▶ What to produce: Provide an exact copy of the data, excluding the images.
++++++++++
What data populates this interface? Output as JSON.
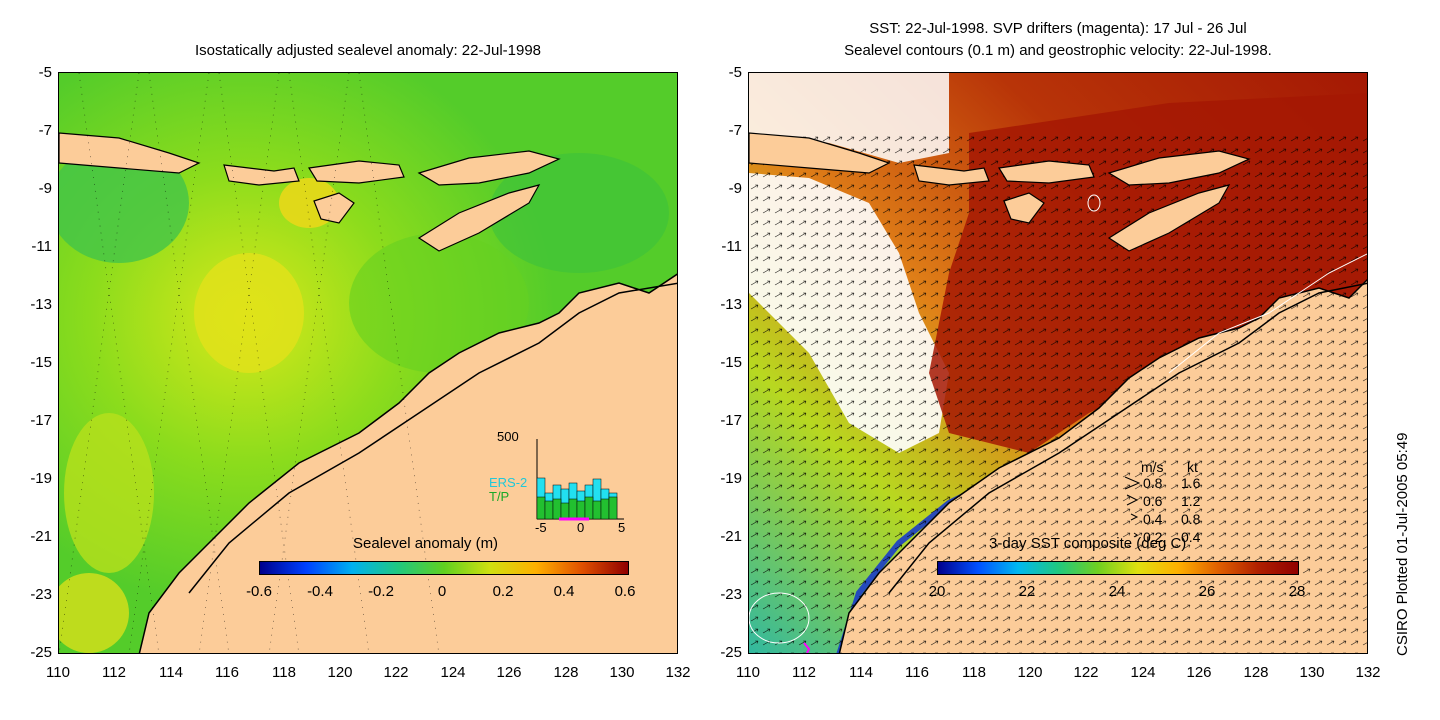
{
  "left_panel": {
    "title": "Isostatically adjusted sealevel anomaly: 22-Jul-1998",
    "colorbar_label": "Sealevel anomaly (m)",
    "colorbar_ticks": [
      "-0.6",
      "-0.4",
      "-0.2",
      "0",
      "0.2",
      "0.4",
      "0.6"
    ],
    "inset": {
      "ymax_label": "500",
      "series_1": "ERS-2",
      "series_2": "T/P",
      "x_ticks": [
        "-5",
        "0",
        "5"
      ],
      "colors": {
        "ers2": "#22e0f0",
        "tp": "#22c030",
        "track": "#ff00ff"
      }
    }
  },
  "right_panel": {
    "title_line1": "SST: 22-Jul-1998. SVP drifters (magenta): 17 Jul - 26 Jul",
    "title_line2": "Sealevel contours (0.1 m) and geostrophic velocity: 22-Jul-1998.",
    "colorbar_label": "3-day SST composite (deg C)",
    "colorbar_ticks": [
      "20",
      "22",
      "24",
      "26",
      "28"
    ],
    "velocity_legend": {
      "header_ms": "m/s",
      "header_kt": "kt",
      "rows": [
        {
          "ms": "0.8",
          "kt": "1.6"
        },
        {
          "ms": "0.6",
          "kt": "1.2"
        },
        {
          "ms": "0.4",
          "kt": "0.8"
        },
        {
          "ms": "0.2",
          "kt": "0.4"
        }
      ]
    }
  },
  "axes": {
    "y_ticks": [
      "-5",
      "-7",
      "-9",
      "-11",
      "-13",
      "-15",
      "-17",
      "-19",
      "-21",
      "-23",
      "-25"
    ],
    "x_ticks": [
      "110",
      "112",
      "114",
      "116",
      "118",
      "120",
      "122",
      "124",
      "126",
      "128",
      "130",
      "132"
    ]
  },
  "credit": "CSIRO Plotted 01-Jul-2005 05:49",
  "colors": {
    "land": "#fccc99",
    "ocean_anomaly": "#5ad020",
    "sst_warm": "#a81a06",
    "sst_mid": "#e06010"
  }
}
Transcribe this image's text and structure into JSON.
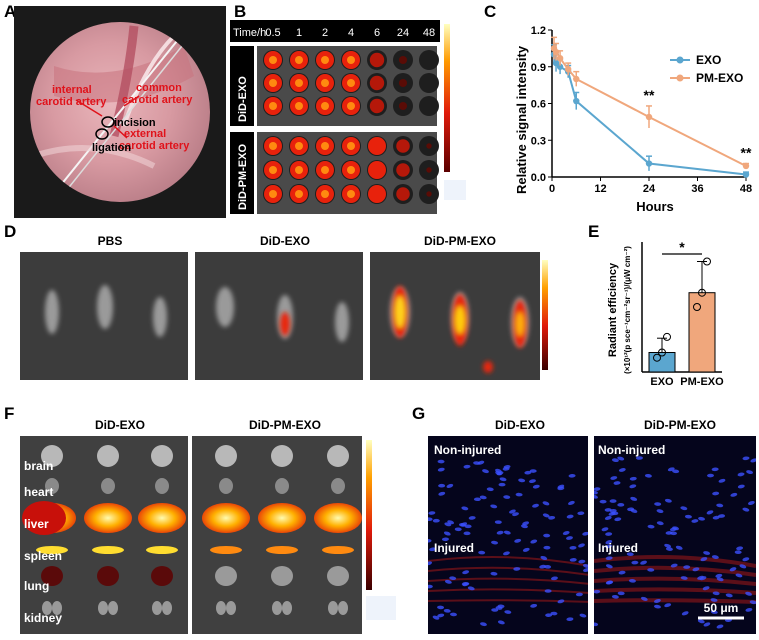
{
  "panels": {
    "A": {
      "letter": "A",
      "labels": {
        "internal": "internal",
        "carotid_artery_1": "carotid artery",
        "common": "common",
        "carotid_artery_2": "carotid artery",
        "incision": "incision",
        "external": "external",
        "carotid_artery_3": "carotid artery",
        "ligation": "ligation"
      }
    },
    "B": {
      "letter": "B",
      "time_label": "Time/h",
      "times": [
        "0.5",
        "1",
        "2",
        "4",
        "6",
        "24",
        "48"
      ],
      "groups": [
        "DiD-EXO",
        "DiD-PM-EXO"
      ],
      "intensity": {
        "DiD-EXO": [
          1.0,
          0.95,
          0.9,
          0.85,
          0.6,
          0.25,
          0.02
        ],
        "DiD-PM-EXO": [
          1.0,
          0.98,
          0.95,
          0.85,
          0.8,
          0.55,
          0.1
        ]
      }
    },
    "C": {
      "letter": "C"
    },
    "D": {
      "letter": "D",
      "groups": [
        "PBS",
        "DiD-EXO",
        "DiD-PM-EXO"
      ]
    },
    "E": {
      "letter": "E"
    },
    "F": {
      "letter": "F",
      "groups": [
        "DiD-EXO",
        "DiD-PM-EXO"
      ],
      "organs": [
        "brain",
        "heart",
        "liver",
        "spleen",
        "lung",
        "kidney"
      ]
    },
    "G": {
      "letter": "G",
      "groups": [
        "DiD-EXO",
        "DiD-PM-EXO"
      ],
      "top_label": "Non-injured",
      "bottom_label": "Injured",
      "scale_bar": "50 μm"
    }
  },
  "chart_data": [
    {
      "panel": "C",
      "type": "line",
      "xlabel": "Hours",
      "ylabel": "Relative signal intensity",
      "xlim": [
        0,
        48
      ],
      "ylim": [
        0,
        1.2
      ],
      "xticks": [
        0,
        12,
        24,
        36,
        48
      ],
      "yticks": [
        0.0,
        0.3,
        0.6,
        0.9,
        1.2
      ],
      "legend_position": "top-right",
      "series": [
        {
          "name": "EXO",
          "color": "#5ba6cf",
          "x": [
            0.5,
            1,
            2,
            4,
            6,
            24,
            48
          ],
          "y": [
            1.0,
            0.93,
            0.9,
            0.86,
            0.62,
            0.11,
            0.02
          ],
          "err": [
            0.08,
            0.07,
            0.06,
            0.05,
            0.07,
            0.06,
            0.02
          ]
        },
        {
          "name": "PM-EXO",
          "color": "#f0a77c",
          "x": [
            0.5,
            1,
            2,
            4,
            6,
            24,
            48
          ],
          "y": [
            1.05,
            1.02,
            0.97,
            0.88,
            0.8,
            0.49,
            0.09
          ],
          "err": [
            0.09,
            0.07,
            0.06,
            0.05,
            0.06,
            0.09,
            0.02
          ]
        }
      ],
      "annotations": [
        {
          "x": 24,
          "text": "**"
        },
        {
          "x": 48,
          "text": "**"
        }
      ]
    },
    {
      "panel": "E",
      "type": "bar",
      "ylabel_line1": "Radiant efficiency",
      "ylabel_line2": "(×10¹²(p sce⁻¹cm⁻²sr⁻¹)/(μW cm⁻²)",
      "categories": [
        "EXO",
        "PM-EXO"
      ],
      "values": [
        0.75,
        3.05
      ],
      "err": [
        0.55,
        1.2
      ],
      "points": [
        [
          0.55,
          0.75,
          1.35
        ],
        [
          2.5,
          3.05,
          4.25
        ]
      ],
      "colors": [
        "#5ba6cf",
        "#f0a77c"
      ],
      "ylim": [
        0,
        5
      ],
      "annotation": "*"
    }
  ]
}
++++++++++
▶ The solution:
What data populates this interface? Output as JSON.
{
  "left_panel": {
    "title": "Isostatically adjusted sealevel anomaly: 22-Jul-1998",
    "colorbar_label": "Sealevel anomaly (m)",
    "colorbar_ticks": [
      "-0.6",
      "-0.4",
      "-0.2",
      "0",
      "0.2",
      "0.4",
      "0.6"
    ],
    "inset": {
      "ymax_label": "500",
      "series_1": "ERS-2",
      "series_2": "T/P",
      "x_ticks": [
        "-5",
        "0",
        "5"
      ],
      "colors": {
        "ers2": "#22e0f0",
        "tp": "#22c030",
        "track": "#ff00ff"
      }
    }
  },
  "right_panel": {
    "title_line1": "SST: 22-Jul-1998. SVP drifters (magenta): 17 Jul - 26 Jul",
    "title_line2": "Sealevel contours (0.1 m) and geostrophic velocity: 22-Jul-1998.",
    "colorbar_label": "3-day SST composite (deg C)",
    "colorbar_ticks": [
      "20",
      "22",
      "24",
      "26",
      "28"
    ],
    "velocity_legend": {
      "header_ms": "m/s",
      "header_kt": "kt",
      "rows": [
        {
          "ms": "0.8",
          "kt": "1.6"
        },
        {
          "ms": "0.6",
          "kt": "1.2"
        },
        {
          "ms": "0.4",
          "kt": "0.8"
        },
        {
          "ms": "0.2",
          "kt": "0.4"
        }
      ]
    }
  },
  "axes": {
    "y_ticks": [
      "-5",
      "-7",
      "-9",
      "-11",
      "-13",
      "-15",
      "-17",
      "-19",
      "-21",
      "-23",
      "-25"
    ],
    "x_ticks": [
      "110",
      "112",
      "114",
      "116",
      "118",
      "120",
      "122",
      "124",
      "126",
      "128",
      "130",
      "132"
    ]
  },
  "credit": "CSIRO Plotted 01-Jul-2005 05:49",
  "colors": {
    "land": "#fccc99",
    "ocean_anomaly": "#5ad020",
    "sst_warm": "#a81a06",
    "sst_mid": "#e06010"
  }
}
Transcribe this image's text and structure into JSON.
{
  "panels": {
    "A": {
      "letter": "A",
      "labels": {
        "internal": "internal",
        "carotid_artery_1": "carotid artery",
        "common": "common",
        "carotid_artery_2": "carotid artery",
        "incision": "incision",
        "external": "external",
        "carotid_artery_3": "carotid artery",
        "ligation": "ligation"
      }
    },
    "B": {
      "letter": "B",
      "time_label": "Time/h",
      "times": [
        "0.5",
        "1",
        "2",
        "4",
        "6",
        "24",
        "48"
      ],
      "groups": [
        "DiD-EXO",
        "DiD-PM-EXO"
      ],
      "intensity": {
        "DiD-EXO": [
          1.0,
          0.95,
          0.9,
          0.85,
          0.6,
          0.25,
          0.02
        ],
        "DiD-PM-EXO": [
          1.0,
          0.98,
          0.95,
          0.85,
          0.8,
          0.55,
          0.1
        ]
      }
    },
    "C": {
      "letter": "C"
    },
    "D": {
      "letter": "D",
      "groups": [
        "PBS",
        "DiD-EXO",
        "DiD-PM-EXO"
      ]
    },
    "E": {
      "letter": "E"
    },
    "F": {
      "letter": "F",
      "groups": [
        "DiD-EXO",
        "DiD-PM-EXO"
      ],
      "organs": [
        "brain",
        "heart",
        "liver",
        "spleen",
        "lung",
        "kidney"
      ]
    },
    "G": {
      "letter": "G",
      "groups": [
        "DiD-EXO",
        "DiD-PM-EXO"
      ],
      "top_label": "Non-injured",
      "bottom_label": "Injured",
      "scale_bar": "50 μm"
    }
  },
  "chart_data": [
    {
      "panel": "C",
      "type": "line",
      "xlabel": "Hours",
      "ylabel": "Relative signal intensity",
      "xlim": [
        0,
        48
      ],
      "ylim": [
        0,
        1.2
      ],
      "xticks": [
        0,
        12,
        24,
        36,
        48
      ],
      "yticks": [
        0.0,
        0.3,
        0.6,
        0.9,
        1.2
      ],
      "legend_position": "top-right",
      "series": [
        {
          "name": "EXO",
          "color": "#5ba6cf",
          "x": [
            0.5,
            1,
            2,
            4,
            6,
            24,
            48
          ],
          "y": [
            1.0,
            0.93,
            0.9,
            0.86,
            0.62,
            0.11,
            0.02
          ],
          "err": [
            0.08,
            0.07,
            0.06,
            0.05,
            0.07,
            0.06,
            0.02
          ]
        },
        {
          "name": "PM-EXO",
          "color": "#f0a77c",
          "x": [
            0.5,
            1,
            2,
            4,
            6,
            24,
            48
          ],
          "y": [
            1.05,
            1.02,
            0.97,
            0.88,
            0.8,
            0.49,
            0.09
          ],
          "err": [
            0.09,
            0.07,
            0.06,
            0.05,
            0.06,
            0.09,
            0.02
          ]
        }
      ],
      "annotations": [
        {
          "x": 24,
          "text": "**"
        },
        {
          "x": 48,
          "text": "**"
        }
      ]
    },
    {
      "panel": "E",
      "type": "bar",
      "ylabel_line1": "Radiant efficiency",
      "ylabel_line2": "(×10¹²(p sce⁻¹cm⁻²sr⁻¹)/(μW cm⁻²)",
      "categories": [
        "EXO",
        "PM-EXO"
      ],
      "values": [
        0.75,
        3.05
      ],
      "err": [
        0.55,
        1.2
      ],
      "points": [
        [
          0.55,
          0.75,
          1.35
        ],
        [
          2.5,
          3.05,
          4.25
        ]
      ],
      "colors": [
        "#5ba6cf",
        "#f0a77c"
      ],
      "ylim": [
        0,
        5
      ],
      "annotation": "*"
    }
  ]
}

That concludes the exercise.